• GIVEN REQUEST
All lines holding the string "selected" are to be shown.

☆ ☆ ☆ ☆

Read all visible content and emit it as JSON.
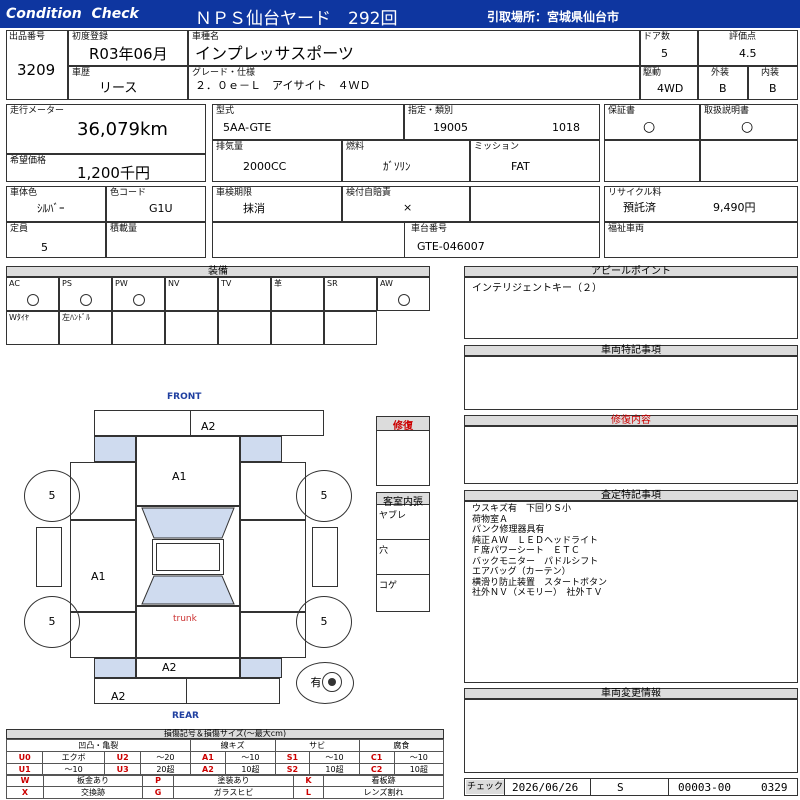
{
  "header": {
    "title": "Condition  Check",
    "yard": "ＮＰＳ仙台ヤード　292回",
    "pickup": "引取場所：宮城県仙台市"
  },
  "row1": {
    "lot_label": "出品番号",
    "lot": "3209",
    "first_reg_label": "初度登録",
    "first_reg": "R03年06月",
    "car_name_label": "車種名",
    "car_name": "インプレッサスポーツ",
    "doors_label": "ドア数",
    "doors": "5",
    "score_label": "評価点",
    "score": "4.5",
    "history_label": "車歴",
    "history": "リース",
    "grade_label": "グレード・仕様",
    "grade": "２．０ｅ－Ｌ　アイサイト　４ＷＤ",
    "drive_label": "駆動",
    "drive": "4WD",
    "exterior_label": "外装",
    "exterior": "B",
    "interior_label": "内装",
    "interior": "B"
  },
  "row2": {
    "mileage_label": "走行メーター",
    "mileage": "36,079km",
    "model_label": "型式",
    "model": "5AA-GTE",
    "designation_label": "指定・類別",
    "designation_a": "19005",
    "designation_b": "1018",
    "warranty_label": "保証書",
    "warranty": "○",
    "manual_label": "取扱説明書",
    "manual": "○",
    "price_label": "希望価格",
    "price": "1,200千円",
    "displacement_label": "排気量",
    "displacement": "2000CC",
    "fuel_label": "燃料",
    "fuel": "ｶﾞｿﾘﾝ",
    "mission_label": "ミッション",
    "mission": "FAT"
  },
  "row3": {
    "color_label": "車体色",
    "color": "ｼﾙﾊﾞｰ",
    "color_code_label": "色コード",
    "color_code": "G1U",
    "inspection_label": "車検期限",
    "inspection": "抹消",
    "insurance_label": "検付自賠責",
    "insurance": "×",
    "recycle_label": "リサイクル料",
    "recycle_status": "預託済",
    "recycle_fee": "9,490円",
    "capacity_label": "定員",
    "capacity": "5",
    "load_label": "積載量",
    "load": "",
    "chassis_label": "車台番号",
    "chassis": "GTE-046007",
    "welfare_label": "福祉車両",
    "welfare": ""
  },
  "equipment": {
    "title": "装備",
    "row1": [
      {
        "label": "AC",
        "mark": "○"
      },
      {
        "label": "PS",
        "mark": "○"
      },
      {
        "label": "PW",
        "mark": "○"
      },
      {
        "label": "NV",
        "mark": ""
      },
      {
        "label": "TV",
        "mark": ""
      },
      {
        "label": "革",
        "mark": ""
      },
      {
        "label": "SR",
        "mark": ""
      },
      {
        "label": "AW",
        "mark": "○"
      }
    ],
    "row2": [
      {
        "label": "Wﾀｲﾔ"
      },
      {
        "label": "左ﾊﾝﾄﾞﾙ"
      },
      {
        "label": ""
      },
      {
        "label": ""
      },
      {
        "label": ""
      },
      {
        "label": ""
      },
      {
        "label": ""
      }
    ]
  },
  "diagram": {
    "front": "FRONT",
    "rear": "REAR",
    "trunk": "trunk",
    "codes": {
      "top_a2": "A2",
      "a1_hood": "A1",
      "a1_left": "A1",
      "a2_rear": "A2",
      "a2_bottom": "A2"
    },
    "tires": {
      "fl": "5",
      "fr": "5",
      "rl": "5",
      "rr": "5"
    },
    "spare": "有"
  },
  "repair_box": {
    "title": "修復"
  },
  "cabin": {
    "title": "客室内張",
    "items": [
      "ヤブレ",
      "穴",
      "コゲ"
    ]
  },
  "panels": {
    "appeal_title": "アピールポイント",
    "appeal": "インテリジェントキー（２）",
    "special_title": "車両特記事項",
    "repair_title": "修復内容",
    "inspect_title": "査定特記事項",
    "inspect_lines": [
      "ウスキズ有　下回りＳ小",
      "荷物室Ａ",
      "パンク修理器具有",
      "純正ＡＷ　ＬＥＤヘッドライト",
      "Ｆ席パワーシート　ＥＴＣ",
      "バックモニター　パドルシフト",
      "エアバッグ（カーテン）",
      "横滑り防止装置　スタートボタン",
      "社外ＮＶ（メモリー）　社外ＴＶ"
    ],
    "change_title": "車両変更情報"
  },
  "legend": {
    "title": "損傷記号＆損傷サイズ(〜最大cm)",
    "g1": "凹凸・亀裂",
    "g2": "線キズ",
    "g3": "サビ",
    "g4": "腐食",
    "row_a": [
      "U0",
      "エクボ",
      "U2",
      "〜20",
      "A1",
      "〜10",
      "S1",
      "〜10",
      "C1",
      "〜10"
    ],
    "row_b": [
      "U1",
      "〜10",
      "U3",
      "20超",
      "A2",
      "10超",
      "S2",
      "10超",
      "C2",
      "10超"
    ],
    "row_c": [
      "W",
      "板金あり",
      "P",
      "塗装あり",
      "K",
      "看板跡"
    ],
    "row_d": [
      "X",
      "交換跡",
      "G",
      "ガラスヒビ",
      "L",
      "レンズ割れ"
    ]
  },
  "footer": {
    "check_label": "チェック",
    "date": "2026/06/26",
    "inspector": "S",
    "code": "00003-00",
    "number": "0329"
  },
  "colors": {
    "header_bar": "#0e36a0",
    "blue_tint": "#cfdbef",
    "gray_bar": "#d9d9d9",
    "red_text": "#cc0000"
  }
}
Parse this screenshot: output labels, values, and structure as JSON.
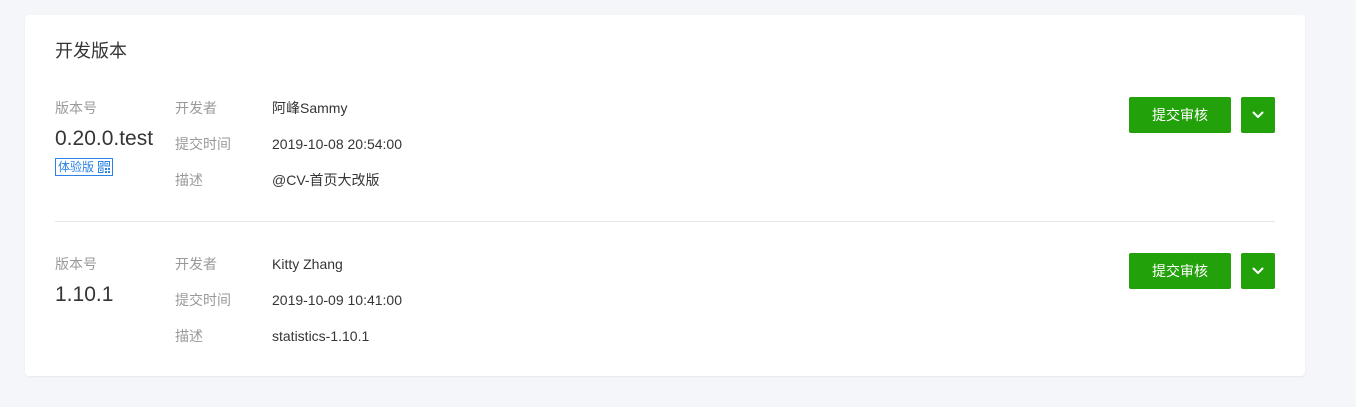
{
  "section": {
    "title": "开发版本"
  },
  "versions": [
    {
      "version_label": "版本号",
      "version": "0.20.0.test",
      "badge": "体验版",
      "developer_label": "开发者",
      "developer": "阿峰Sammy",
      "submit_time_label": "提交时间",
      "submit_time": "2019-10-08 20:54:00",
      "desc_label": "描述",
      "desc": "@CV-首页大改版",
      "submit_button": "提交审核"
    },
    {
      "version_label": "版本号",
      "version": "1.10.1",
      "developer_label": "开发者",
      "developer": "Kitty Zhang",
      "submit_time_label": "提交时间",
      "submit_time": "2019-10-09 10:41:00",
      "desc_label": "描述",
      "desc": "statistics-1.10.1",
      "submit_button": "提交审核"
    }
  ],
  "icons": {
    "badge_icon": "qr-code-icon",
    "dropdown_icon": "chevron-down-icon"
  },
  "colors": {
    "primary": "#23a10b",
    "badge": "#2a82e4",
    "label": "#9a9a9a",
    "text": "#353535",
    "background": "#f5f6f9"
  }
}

☆ ☆ ☆ ☆

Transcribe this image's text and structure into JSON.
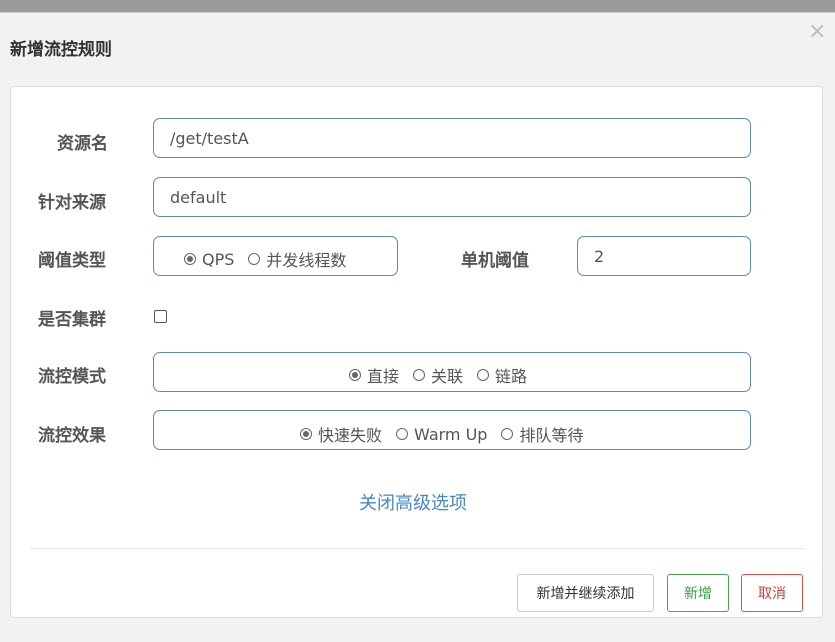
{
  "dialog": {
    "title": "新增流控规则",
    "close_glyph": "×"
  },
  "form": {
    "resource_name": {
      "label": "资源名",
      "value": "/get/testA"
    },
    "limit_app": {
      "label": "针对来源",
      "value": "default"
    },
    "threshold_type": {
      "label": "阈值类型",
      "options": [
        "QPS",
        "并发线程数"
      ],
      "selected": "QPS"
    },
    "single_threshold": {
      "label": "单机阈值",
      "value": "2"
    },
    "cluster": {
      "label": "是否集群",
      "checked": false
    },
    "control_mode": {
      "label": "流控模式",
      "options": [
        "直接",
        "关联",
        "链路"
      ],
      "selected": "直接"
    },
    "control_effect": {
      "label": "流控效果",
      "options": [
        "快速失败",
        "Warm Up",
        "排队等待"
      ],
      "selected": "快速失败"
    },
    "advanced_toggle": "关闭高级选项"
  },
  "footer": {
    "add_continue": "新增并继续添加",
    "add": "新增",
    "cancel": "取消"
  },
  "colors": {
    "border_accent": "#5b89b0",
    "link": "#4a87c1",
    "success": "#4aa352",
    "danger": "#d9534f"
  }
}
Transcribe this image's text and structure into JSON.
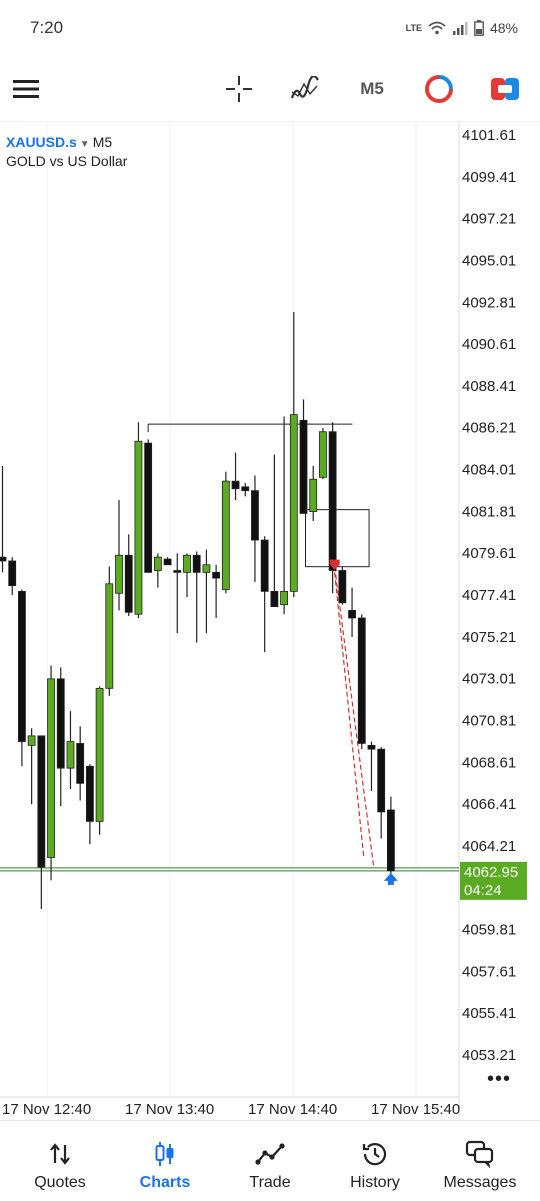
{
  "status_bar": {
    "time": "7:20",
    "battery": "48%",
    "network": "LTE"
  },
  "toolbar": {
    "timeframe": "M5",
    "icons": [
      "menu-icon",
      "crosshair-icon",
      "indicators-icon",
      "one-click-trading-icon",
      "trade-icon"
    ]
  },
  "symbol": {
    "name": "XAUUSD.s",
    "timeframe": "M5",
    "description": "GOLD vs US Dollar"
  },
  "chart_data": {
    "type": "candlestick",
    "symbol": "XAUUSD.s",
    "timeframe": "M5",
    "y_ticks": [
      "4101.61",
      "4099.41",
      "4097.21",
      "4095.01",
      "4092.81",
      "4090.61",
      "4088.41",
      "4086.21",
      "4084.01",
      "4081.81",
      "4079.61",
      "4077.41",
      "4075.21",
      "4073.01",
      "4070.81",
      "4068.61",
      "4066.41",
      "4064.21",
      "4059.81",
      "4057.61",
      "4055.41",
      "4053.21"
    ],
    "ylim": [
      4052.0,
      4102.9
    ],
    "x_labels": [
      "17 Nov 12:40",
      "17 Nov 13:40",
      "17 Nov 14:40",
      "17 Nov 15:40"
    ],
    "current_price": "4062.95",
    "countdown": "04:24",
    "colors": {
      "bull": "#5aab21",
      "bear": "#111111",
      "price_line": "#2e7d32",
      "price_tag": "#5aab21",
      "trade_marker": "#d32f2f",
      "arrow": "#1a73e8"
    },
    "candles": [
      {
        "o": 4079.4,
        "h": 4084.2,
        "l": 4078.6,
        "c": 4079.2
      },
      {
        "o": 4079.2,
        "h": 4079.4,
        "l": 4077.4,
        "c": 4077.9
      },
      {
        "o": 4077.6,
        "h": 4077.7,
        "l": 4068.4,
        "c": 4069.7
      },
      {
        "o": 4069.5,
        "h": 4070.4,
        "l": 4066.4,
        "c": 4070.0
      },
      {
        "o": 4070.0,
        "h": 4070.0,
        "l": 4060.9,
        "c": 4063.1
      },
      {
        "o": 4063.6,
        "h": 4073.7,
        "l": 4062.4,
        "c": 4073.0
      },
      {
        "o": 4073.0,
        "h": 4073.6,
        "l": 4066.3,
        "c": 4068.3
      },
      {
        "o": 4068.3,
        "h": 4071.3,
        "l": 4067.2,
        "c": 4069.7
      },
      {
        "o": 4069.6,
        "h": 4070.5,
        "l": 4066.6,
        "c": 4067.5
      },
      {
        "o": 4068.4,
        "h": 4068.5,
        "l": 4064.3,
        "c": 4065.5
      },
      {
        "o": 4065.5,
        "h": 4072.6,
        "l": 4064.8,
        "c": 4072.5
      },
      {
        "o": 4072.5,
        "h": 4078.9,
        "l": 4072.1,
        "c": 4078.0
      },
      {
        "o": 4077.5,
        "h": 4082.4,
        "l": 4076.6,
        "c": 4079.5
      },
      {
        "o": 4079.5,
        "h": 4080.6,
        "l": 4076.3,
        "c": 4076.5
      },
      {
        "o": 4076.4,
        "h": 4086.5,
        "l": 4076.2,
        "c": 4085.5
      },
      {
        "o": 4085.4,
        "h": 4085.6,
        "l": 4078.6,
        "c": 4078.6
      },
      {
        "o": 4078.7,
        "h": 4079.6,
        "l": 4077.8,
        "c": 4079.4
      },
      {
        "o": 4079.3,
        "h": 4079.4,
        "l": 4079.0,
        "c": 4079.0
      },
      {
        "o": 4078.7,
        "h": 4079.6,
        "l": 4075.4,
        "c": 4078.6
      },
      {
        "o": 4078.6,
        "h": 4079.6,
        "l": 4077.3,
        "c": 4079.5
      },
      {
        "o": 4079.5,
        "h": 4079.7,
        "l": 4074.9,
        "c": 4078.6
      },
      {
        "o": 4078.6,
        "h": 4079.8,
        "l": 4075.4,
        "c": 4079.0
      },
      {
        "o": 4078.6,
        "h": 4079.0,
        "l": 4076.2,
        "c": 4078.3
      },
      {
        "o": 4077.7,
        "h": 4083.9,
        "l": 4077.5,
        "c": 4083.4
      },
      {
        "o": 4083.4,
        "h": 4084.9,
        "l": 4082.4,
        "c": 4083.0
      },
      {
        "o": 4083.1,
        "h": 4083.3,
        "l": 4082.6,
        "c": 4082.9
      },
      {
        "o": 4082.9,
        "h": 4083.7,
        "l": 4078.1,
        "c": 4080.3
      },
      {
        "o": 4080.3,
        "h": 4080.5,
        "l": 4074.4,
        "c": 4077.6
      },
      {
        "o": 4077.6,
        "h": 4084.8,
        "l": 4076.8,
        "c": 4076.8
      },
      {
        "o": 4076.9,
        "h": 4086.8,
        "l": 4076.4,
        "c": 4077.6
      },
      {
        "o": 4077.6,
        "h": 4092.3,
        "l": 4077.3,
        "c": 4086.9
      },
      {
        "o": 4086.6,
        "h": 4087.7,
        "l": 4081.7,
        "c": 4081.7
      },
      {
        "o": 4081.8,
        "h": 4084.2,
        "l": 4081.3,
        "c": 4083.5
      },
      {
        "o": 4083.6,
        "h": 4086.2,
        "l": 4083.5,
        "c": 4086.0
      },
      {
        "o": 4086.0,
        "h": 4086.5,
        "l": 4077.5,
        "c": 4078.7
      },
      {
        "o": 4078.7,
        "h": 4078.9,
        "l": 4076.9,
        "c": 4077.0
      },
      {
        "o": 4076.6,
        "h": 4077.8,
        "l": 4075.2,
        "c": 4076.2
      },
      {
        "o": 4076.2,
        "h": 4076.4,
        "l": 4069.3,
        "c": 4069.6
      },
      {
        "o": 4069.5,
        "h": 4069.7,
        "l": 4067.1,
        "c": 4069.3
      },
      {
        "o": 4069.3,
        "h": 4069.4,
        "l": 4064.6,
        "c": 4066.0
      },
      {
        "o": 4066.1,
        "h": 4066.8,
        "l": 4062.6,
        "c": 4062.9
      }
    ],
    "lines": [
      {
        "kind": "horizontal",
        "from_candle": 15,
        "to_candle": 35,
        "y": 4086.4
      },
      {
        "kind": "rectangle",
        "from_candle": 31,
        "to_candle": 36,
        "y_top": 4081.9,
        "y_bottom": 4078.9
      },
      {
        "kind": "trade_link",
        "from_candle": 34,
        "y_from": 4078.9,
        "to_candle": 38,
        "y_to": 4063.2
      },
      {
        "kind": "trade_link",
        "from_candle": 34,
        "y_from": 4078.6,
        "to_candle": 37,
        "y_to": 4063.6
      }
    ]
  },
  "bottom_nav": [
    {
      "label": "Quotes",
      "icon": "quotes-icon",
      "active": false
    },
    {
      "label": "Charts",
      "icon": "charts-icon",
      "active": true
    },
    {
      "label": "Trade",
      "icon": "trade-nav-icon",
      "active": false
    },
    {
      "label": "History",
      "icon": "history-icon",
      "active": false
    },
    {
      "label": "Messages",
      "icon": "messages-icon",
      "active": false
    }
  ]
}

☆ ☆ ☆ ☆

• FINAL RESULT
      "selected": "QPS"
      "selected": "直接"
      "selected": "快速失败"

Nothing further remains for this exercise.